**SET EXERCISE:** Transcribe every line exactly. Leave the pictures behind.

**DATA SHOWN:**

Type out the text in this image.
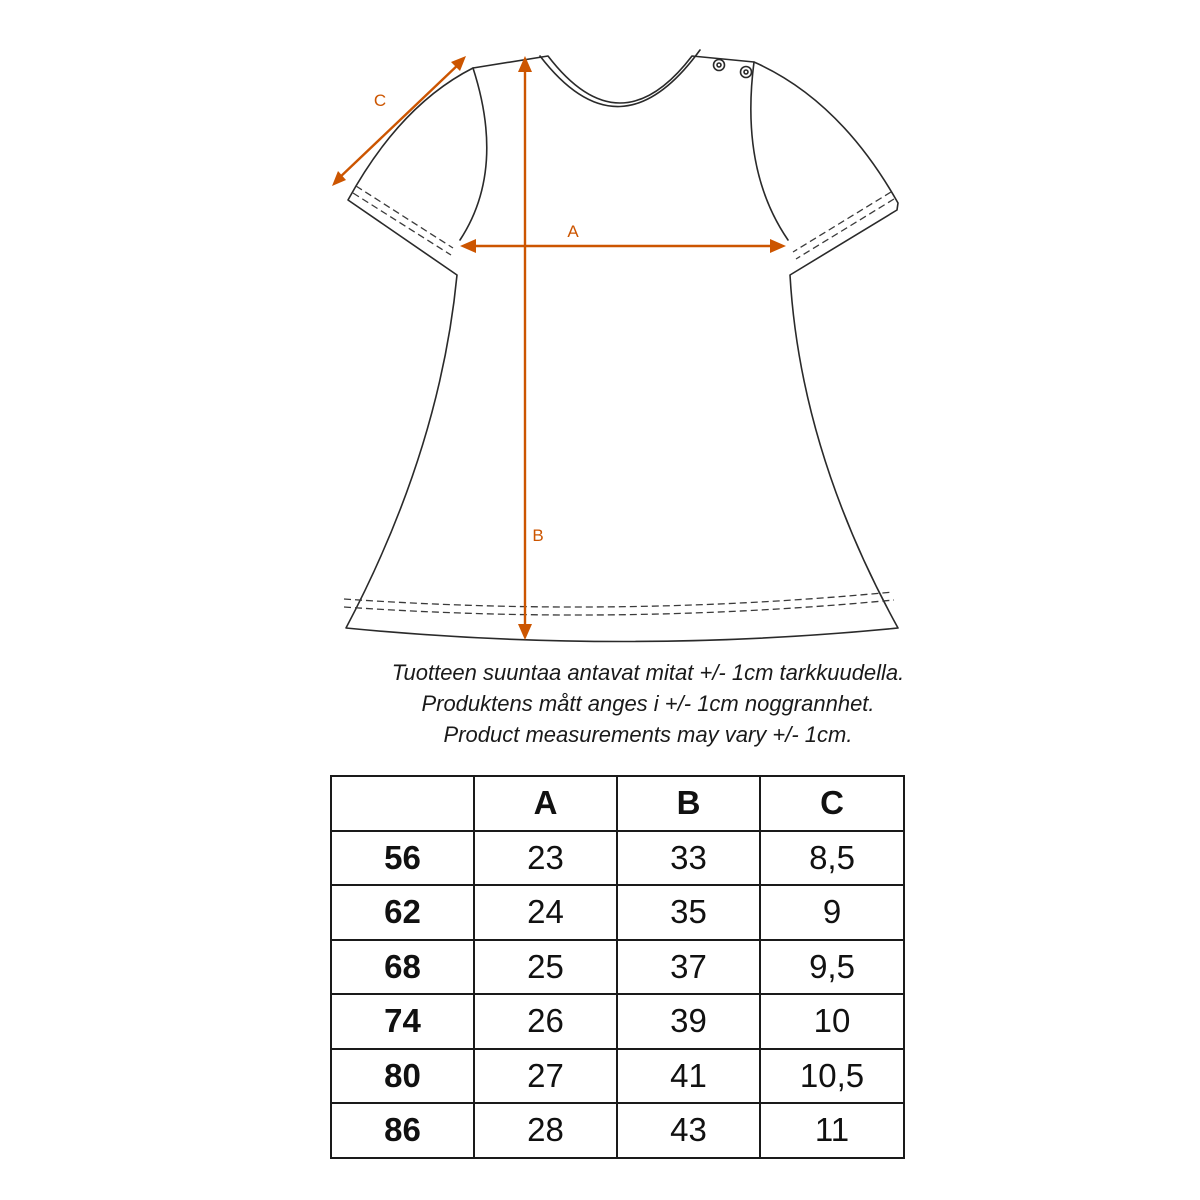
C
A
B
Tuotteen suuntaa antavat mitat +/- 1cm tarkkuudella.
Produktens mått anges i +/- 1cm noggrannhet.
Product measurements may vary +/- 1cm.
	A	B	C
56	23	33	8,5
62	24	35	9
68	25	37	9,5
74	26	39	10
80	27	41	10,5
86	28	43	11
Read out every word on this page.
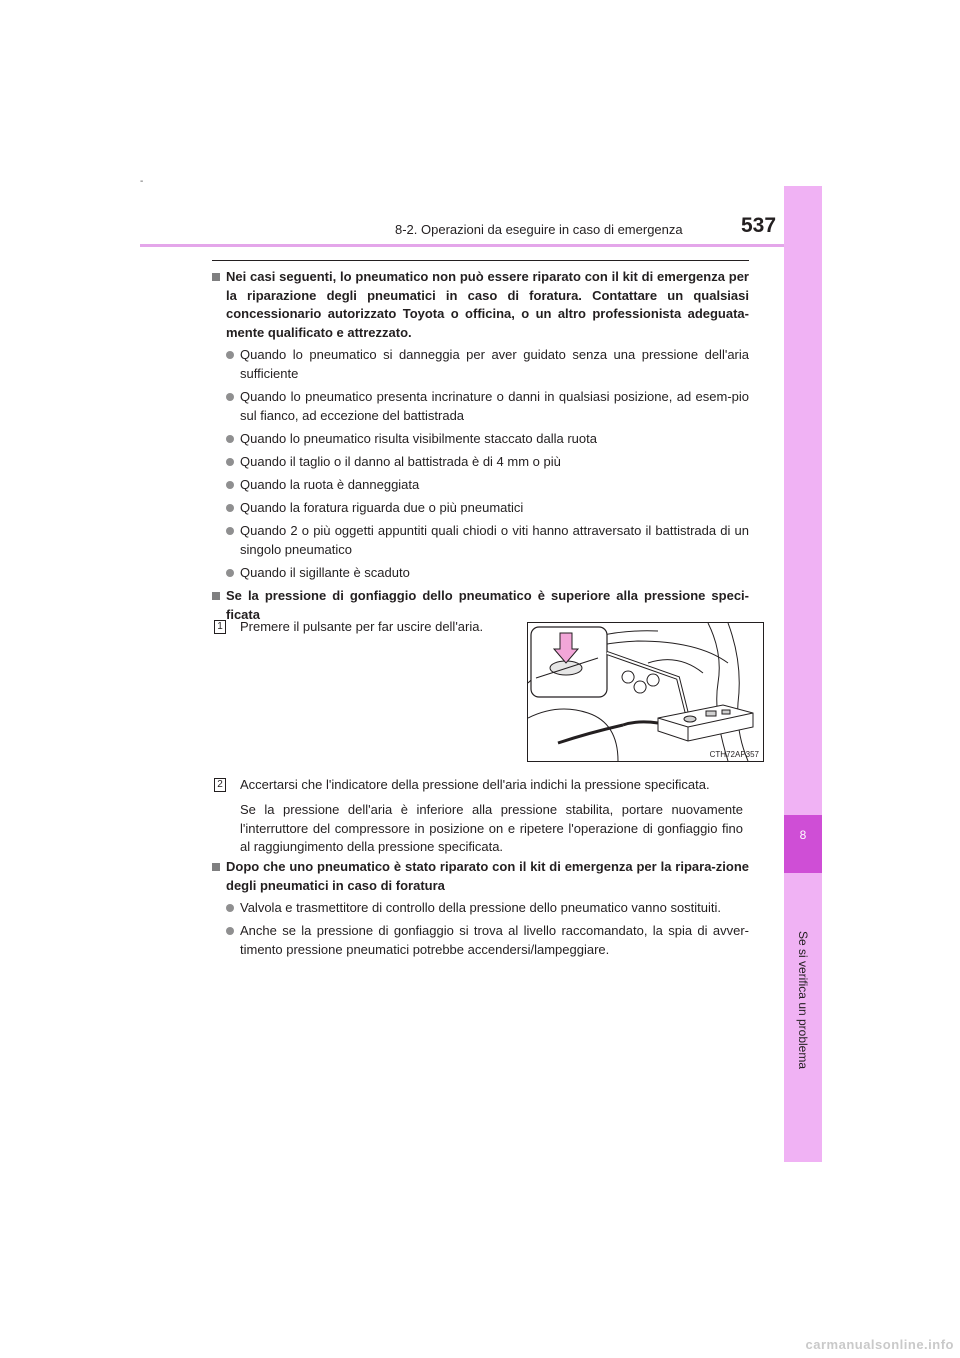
-
8-2. Operazioni da eseguire in caso di emergenza	537
8
Se si verifica un problema
Nei casi seguenti, lo pneumatico non può essere riparato con il kit di emergenza per la riparazione degli pneumatici in caso di foratura. Contattare un qualsiasi concessionario autorizzato Toyota o officina, o un altro professionista adeguata-mente qualificato e attrezzato.
Quando lo pneumatico si danneggia per aver guidato senza una pressione dell'aria sufficiente
Quando lo pneumatico presenta incrinature o danni in qualsiasi posizione, ad esem-pio sul fianco, ad eccezione del battistrada
Quando lo pneumatico risulta visibilmente staccato dalla ruota
Quando il taglio o il danno al battistrada è di 4 mm o più
Quando la ruota è danneggiata
Quando la foratura riguarda due o più pneumatici
Quando 2 o più oggetti appuntiti quali chiodi o viti hanno attraversato il battistrada di un singolo pneumatico
Quando il sigillante è scaduto
Se la pressione di gonfiaggio dello pneumatico è superiore alla pressione speci-ficata
1 Premere il pulsante per far uscire dell'aria.
CTH72AP357
2 Accertarsi che l'indicatore della pressione dell'aria indichi la pressione specificata.
Se la pressione dell'aria è inferiore alla pressione stabilita, portare nuovamente l'interruttore del compressore in posizione on e ripetere l'operazione di gonfiaggio fino al raggiungimento della pressione specificata.
Dopo che uno pneumatico è stato riparato con il kit di emergenza per la ripara-zione degli pneumatici in caso di foratura
Valvola e trasmettitore di controllo della pressione dello pneumatico vanno sostituiti.
Anche se la pressione di gonfiaggio si trova al livello raccomandato, la spia di avver-timento pressione pneumatici potrebbe accendersi/lampeggiare.
carmanualsonline.info
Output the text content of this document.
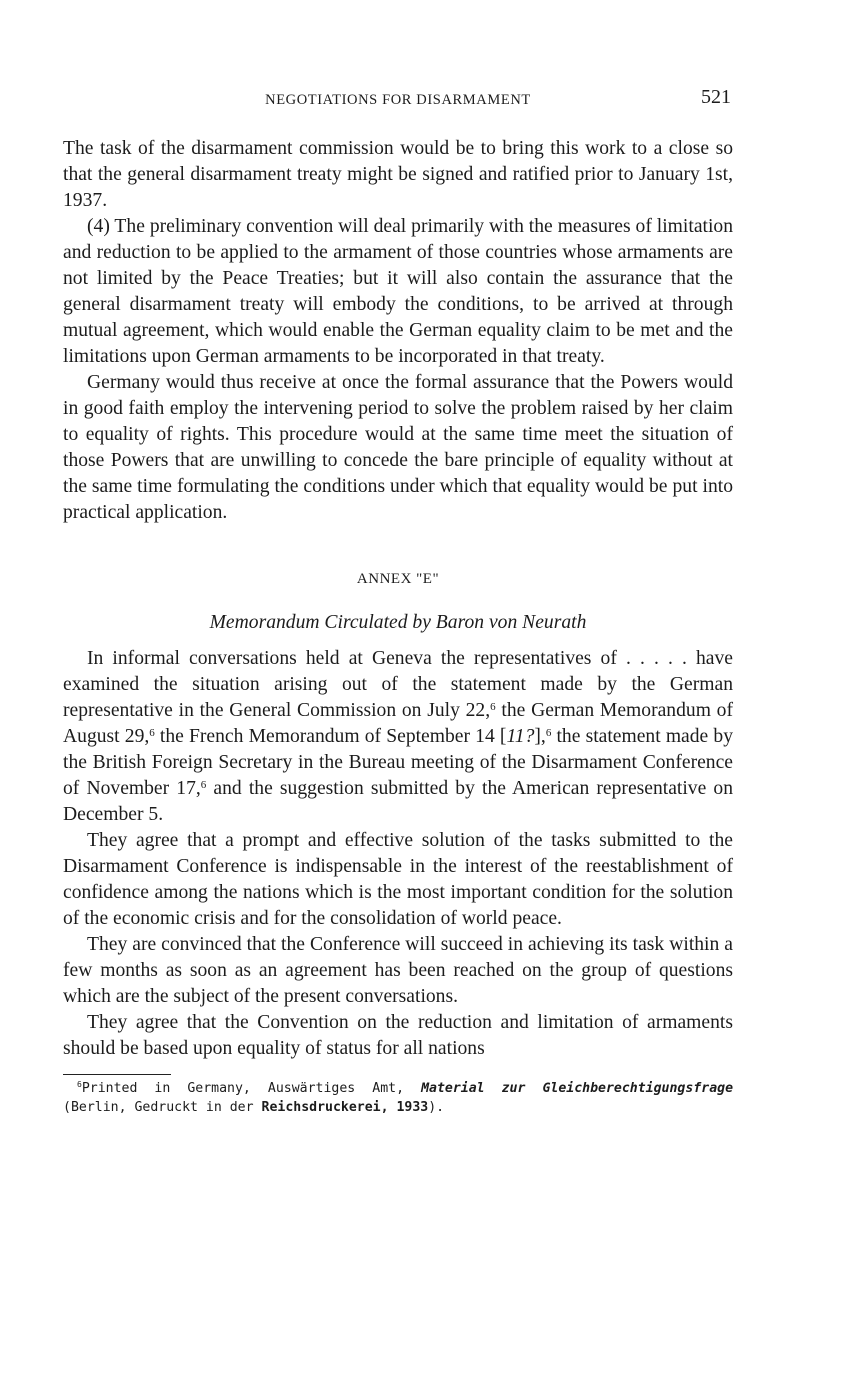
NEGOTIATIONS FOR DISARMAMENT	521

The task of the disarmament commission would be to bring this work to a close so that the general disarmament treaty might be signed and ratified prior to January 1st, 1937.

(4) The preliminary convention will deal primarily with the measures of limitation and reduction to be applied to the armament of those countries whose armaments are not limited by the Peace Treaties; but it will also contain the assurance that the general disarmament treaty will embody the conditions, to be arrived at through mutual agreement, which would enable the German equality claim to be met and the limitations upon German armaments to be incorporated in that treaty.

Germany would thus receive at once the formal assurance that the Powers would in good faith employ the intervening period to solve the problem raised by her claim to equality of rights. This procedure would at the same time meet the situation of those Powers that are unwilling to concede the bare principle of equality without at the same time formulating the conditions under which that equality would be put into practical application.

ANNEX "E"
Memorandum Circulated by Baron von Neurath

In informal conversations held at Geneva the representatives of . . . . . have examined the situation arising out of the statement made by the German representative in the General Commission on July 22,$^6$ the German Memorandum of August 29,$^6$ the French Memorandum of September 14 [11?],$^6$ the statement made by the British Foreign Secretary in the Bureau meeting of the Disarmament Conference of November 17,$^6$ and the suggestion submitted by the American representative on December 5.

They agree that a prompt and effective solution of the tasks submitted to the Disarmament Conference is indispensable in the interest of the reestablishment of confidence among the nations which is the most important condition for the solution of the economic crisis and for the consolidation of world peace.

They are convinced that the Conference will succeed in achieving its task within a few months as soon as an agreement has been reached on the group of questions which are the subject of the present conversations.

They agree that the Convention on the reduction and limitation of armaments should be based upon equality of status for all nations

$^6$Printed in Germany, Auswärtiges Amt, Material zur Gleichberechtigungsfrage (Berlin, Gedruckt in der Reichsdruckerei, 1933).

**WRITTEN RESPONSE:**
Type out the text in this image.
C
A
B
Tuotteen suuntaa antavat mitat +/- 1cm tarkkuudella.
Produktens mått anges i +/- 1cm noggrannhet.
Product measurements may vary +/- 1cm.
	A	B	C
56	23	33	8,5
62	24	35	9
68	25	37	9,5
74	26	39	10
80	27	41	10,5
86	28	43	11
Read out every word on this page.
-
8-2. Operazioni da eseguire in caso di emergenza	537
8
Se si verifica un problema
Nei casi seguenti, lo pneumatico non può essere riparato con il kit di emergenza per la riparazione degli pneumatici in caso di foratura. Contattare un qualsiasi concessionario autorizzato Toyota o officina, o un altro professionista adeguata-mente qualificato e attrezzato.
Quando lo pneumatico si danneggia per aver guidato senza una pressione dell'aria sufficiente
Quando lo pneumatico presenta incrinature o danni in qualsiasi posizione, ad esem-pio sul fianco, ad eccezione del battistrada
Quando lo pneumatico risulta visibilmente staccato dalla ruota
Quando il taglio o il danno al battistrada è di 4 mm o più
Quando la ruota è danneggiata
Quando la foratura riguarda due o più pneumatici
Quando 2 o più oggetti appuntiti quali chiodi o viti hanno attraversato il battistrada di un singolo pneumatico
Quando il sigillante è scaduto
Se la pressione di gonfiaggio dello pneumatico è superiore alla pressione speci-ficata
1 Premere il pulsante per far uscire dell'aria.
CTH72AP357
2 Accertarsi che l'indicatore della pressione dell'aria indichi la pressione specificata.
Se la pressione dell'aria è inferiore alla pressione stabilita, portare nuovamente l'interruttore del compressore in posizione on e ripetere l'operazione di gonfiaggio fino al raggiungimento della pressione specificata.
Dopo che uno pneumatico è stato riparato con il kit di emergenza per la ripara-zione degli pneumatici in caso di foratura
Valvola e trasmettitore di controllo della pressione dello pneumatico vanno sostituiti.
Anche se la pressione di gonfiaggio si trova al livello raccomandato, la spia di avver-timento pressione pneumatici potrebbe accendersi/lampeggiare.
carmanualsonline.info
Output the text content of this document.
NEGOTIATIONS FOR DISARMAMENT	521

The task of the disarmament commission would be to bring this work to a close so that the general disarmament treaty might be signed and ratified prior to January 1st, 1937.

(4) The preliminary convention will deal primarily with the measures of limitation and reduction to be applied to the armament of those countries whose armaments are not limited by the Peace Treaties; but it will also contain the assurance that the general disarmament treaty will embody the conditions, to be arrived at through mutual agreement, which would enable the German equality claim to be met and the limitations upon German armaments to be incorporated in that treaty.

Germany would thus receive at once the formal assurance that the Powers would in good faith employ the intervening period to solve the problem raised by her claim to equality of rights. This procedure would at the same time meet the situation of those Powers that are unwilling to concede the bare principle of equality without at the same time formulating the conditions under which that equality would be put into practical application.

ANNEX "E"
Memorandum Circulated by Baron von Neurath

In informal conversations held at Geneva the representatives of . . . . . have examined the situation arising out of the statement made by the German representative in the General Commission on July 22,$^6$ the German Memorandum of August 29,$^6$ the French Memorandum of September 14 [11?],$^6$ the statement made by the British Foreign Secretary in the Bureau meeting of the Disarmament Conference of November 17,$^6$ and the suggestion submitted by the American representative on December 5.

They agree that a prompt and effective solution of the tasks submitted to the Disarmament Conference is indispensable in the interest of the reestablishment of confidence among the nations which is the most important condition for the solution of the economic crisis and for the consolidation of world peace.

They are convinced that the Conference will succeed in achieving its task within a few months as soon as an agreement has been reached on the group of questions which are the subject of the present conversations.

They agree that the Convention on the reduction and limitation of armaments should be based upon equality of status for all nations

$^6$Printed in Germany, Auswärtiges Amt, Material zur Gleichberechtigungsfrage (Berlin, Gedruckt in der Reichsdruckerei, 1933).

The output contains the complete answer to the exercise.